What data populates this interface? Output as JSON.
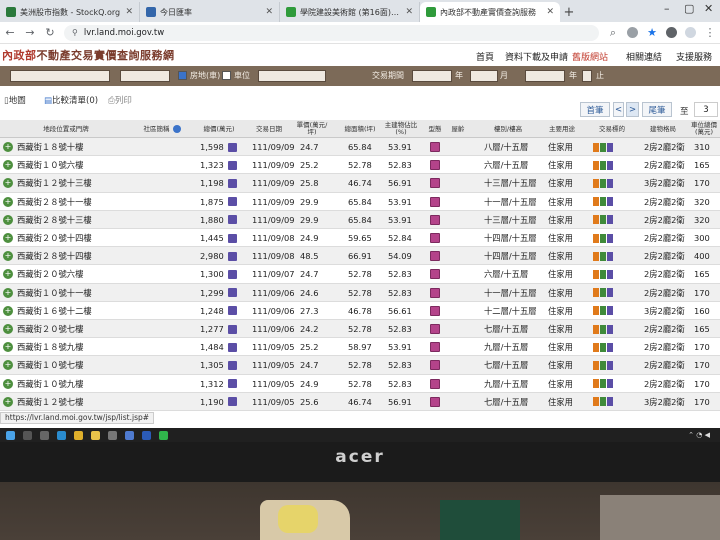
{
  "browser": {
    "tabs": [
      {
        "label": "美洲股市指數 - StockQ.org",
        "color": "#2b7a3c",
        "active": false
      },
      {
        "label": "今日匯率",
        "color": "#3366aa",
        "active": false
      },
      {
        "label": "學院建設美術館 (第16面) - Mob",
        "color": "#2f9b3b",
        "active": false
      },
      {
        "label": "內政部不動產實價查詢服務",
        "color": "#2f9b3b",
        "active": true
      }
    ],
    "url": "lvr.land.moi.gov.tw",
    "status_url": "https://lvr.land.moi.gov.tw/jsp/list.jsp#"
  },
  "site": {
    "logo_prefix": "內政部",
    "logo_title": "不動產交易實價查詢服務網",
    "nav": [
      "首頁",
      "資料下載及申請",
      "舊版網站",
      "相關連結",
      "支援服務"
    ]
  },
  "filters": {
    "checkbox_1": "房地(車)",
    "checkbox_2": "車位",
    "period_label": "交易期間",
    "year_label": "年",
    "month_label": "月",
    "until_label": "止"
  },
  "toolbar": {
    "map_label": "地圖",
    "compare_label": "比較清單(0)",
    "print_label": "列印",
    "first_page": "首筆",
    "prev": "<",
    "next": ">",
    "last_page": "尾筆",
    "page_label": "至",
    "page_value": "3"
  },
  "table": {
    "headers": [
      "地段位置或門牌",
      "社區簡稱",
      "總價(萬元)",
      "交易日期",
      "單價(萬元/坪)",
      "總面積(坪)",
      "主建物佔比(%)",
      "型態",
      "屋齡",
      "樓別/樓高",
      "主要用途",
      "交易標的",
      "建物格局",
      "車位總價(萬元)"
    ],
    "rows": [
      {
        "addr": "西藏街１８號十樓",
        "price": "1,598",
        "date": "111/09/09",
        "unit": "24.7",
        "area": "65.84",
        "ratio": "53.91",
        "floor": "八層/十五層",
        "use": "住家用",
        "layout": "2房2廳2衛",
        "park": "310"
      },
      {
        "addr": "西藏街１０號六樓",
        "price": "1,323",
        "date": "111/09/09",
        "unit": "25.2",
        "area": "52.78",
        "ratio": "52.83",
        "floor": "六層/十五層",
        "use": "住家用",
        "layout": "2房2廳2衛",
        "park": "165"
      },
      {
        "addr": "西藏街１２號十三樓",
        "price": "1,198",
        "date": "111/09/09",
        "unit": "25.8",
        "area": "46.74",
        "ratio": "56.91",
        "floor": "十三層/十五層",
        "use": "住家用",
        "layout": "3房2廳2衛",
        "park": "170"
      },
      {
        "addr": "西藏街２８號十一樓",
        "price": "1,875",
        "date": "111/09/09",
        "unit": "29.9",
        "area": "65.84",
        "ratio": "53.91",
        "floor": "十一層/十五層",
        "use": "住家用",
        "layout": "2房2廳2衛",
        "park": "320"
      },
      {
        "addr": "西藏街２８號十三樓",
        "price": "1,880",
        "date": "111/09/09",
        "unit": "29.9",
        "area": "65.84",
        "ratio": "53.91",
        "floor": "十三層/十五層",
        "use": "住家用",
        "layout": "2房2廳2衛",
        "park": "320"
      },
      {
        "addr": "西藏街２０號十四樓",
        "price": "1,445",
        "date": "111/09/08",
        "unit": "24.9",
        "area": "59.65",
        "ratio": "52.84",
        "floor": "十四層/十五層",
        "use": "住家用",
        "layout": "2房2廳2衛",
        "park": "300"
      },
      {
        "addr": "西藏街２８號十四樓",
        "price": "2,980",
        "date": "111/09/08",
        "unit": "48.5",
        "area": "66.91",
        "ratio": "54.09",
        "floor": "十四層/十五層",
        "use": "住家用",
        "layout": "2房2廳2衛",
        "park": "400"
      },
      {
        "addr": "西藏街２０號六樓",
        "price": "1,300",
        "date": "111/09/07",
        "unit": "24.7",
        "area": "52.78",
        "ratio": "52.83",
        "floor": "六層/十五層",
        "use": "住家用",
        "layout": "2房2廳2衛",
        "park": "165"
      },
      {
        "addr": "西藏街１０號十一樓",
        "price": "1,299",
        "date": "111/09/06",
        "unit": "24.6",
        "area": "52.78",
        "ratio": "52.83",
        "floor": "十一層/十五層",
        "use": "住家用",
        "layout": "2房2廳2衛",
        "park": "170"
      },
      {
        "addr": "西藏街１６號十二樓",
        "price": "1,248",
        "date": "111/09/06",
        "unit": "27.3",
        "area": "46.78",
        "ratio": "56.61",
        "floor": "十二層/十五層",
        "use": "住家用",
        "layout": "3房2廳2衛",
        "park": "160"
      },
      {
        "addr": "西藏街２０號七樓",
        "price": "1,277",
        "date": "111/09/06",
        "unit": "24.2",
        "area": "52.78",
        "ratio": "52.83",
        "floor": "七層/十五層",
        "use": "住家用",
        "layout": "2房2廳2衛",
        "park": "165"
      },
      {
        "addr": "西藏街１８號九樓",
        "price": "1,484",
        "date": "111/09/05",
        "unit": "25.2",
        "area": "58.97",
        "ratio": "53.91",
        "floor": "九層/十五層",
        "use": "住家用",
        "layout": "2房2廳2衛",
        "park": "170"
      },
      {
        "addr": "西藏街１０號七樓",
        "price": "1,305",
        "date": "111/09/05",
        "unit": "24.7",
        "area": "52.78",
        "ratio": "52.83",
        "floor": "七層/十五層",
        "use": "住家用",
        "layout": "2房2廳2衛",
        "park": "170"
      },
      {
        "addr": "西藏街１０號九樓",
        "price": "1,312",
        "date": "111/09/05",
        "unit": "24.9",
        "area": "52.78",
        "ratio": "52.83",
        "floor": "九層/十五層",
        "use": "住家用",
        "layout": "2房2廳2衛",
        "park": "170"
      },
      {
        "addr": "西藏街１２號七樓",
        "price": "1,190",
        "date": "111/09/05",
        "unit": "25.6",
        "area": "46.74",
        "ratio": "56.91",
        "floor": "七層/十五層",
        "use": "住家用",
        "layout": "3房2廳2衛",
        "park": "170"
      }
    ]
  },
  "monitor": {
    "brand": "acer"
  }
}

--

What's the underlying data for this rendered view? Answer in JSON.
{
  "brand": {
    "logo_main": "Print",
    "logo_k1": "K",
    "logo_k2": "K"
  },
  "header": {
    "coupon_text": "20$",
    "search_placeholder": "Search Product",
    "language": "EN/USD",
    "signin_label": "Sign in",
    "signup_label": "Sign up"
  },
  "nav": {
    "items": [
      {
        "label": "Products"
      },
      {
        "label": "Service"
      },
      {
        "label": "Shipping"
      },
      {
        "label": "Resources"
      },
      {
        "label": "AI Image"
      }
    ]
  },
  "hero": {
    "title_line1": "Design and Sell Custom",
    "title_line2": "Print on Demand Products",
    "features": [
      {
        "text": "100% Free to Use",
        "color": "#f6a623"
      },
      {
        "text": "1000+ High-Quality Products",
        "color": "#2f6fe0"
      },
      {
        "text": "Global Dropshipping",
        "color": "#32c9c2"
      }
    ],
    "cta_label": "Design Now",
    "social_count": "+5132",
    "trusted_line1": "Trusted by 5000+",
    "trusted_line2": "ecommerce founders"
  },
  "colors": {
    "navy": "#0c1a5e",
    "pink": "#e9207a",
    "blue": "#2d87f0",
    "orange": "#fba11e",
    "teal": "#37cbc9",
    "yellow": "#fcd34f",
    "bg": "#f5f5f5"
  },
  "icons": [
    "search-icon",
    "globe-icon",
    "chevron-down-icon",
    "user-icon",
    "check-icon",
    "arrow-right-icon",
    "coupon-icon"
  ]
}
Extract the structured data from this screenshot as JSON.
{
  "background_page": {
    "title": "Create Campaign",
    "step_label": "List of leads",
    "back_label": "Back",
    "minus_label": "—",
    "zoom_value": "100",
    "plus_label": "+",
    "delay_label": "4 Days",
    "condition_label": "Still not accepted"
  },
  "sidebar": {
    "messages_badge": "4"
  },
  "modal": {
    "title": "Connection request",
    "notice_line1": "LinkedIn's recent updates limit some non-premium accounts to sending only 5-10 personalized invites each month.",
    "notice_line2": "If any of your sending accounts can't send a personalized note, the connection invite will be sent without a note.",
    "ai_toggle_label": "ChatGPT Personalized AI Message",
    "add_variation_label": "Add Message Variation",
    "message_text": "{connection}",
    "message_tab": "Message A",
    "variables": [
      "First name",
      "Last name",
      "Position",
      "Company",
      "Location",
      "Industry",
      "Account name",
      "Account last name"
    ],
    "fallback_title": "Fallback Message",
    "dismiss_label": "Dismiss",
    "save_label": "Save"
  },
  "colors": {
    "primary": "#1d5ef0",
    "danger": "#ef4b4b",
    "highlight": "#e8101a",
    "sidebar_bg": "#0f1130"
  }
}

_Instruction_
Gather each line of the listing that holds the string "data".

_Result for this exercise_
What data populates this interface? Output as JSON.
What's the underlying data for this rendered view? Answer in JSON.
Extract the structured data from this screenshot as JSON.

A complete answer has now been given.